#### Description of the task:
Where a line holds the word "page", copy that line.

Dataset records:

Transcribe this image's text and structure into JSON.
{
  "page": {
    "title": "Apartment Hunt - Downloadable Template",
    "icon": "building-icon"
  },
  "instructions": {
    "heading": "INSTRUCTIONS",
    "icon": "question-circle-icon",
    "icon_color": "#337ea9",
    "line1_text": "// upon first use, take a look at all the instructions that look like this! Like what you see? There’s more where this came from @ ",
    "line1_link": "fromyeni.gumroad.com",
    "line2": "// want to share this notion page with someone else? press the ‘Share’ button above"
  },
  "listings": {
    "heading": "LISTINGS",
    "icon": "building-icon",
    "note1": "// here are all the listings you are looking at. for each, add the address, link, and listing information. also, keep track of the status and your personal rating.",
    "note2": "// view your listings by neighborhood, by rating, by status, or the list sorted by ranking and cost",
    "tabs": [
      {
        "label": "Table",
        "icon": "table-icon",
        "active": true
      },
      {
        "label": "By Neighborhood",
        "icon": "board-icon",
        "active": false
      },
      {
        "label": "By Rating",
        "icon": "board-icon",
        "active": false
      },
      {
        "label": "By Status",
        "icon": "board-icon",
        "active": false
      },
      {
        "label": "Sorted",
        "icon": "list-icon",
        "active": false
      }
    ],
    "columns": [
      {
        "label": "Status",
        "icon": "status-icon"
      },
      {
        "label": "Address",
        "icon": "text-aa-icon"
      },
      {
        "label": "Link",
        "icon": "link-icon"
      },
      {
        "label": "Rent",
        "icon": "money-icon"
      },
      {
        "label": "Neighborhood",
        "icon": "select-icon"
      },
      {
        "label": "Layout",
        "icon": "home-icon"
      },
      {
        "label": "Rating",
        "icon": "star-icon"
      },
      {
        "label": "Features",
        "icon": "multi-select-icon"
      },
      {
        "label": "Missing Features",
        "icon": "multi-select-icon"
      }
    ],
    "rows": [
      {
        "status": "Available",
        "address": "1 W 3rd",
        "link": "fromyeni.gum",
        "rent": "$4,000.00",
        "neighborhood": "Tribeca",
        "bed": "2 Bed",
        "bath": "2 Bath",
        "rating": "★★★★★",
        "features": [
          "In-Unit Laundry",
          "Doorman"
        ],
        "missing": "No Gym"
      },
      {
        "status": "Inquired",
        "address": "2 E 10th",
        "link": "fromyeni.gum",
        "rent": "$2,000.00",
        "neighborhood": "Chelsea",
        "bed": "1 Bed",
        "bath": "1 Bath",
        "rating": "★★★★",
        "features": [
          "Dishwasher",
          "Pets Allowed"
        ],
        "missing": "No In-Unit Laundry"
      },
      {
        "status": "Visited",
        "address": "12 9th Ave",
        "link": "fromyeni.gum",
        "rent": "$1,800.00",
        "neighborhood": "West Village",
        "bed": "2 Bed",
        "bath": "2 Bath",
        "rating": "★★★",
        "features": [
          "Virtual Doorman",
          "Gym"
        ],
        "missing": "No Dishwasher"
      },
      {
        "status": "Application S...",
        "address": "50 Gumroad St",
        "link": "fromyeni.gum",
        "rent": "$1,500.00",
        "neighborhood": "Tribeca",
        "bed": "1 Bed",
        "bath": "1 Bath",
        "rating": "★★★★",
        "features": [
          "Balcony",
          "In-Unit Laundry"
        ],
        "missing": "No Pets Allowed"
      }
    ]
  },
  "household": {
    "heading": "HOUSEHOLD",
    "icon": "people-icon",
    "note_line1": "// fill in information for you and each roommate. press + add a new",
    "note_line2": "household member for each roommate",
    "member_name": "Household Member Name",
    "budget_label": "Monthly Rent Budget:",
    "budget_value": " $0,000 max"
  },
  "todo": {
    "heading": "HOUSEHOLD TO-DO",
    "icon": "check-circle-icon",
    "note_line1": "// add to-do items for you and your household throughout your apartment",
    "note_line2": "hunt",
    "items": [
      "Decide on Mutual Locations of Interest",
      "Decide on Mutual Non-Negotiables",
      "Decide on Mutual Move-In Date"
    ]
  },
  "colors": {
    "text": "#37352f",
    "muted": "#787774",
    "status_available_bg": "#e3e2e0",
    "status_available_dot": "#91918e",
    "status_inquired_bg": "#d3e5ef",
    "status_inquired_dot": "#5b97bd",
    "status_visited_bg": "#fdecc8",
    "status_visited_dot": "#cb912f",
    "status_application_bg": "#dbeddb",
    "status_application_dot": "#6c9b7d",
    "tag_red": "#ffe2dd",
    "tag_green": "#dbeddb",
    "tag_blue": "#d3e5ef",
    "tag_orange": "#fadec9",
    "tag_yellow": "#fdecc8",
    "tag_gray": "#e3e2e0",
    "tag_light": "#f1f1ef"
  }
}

#### Exercise result:
  "page": {
    "line2": "// want to share this notion page with someone else? press the ‘Share’ button above"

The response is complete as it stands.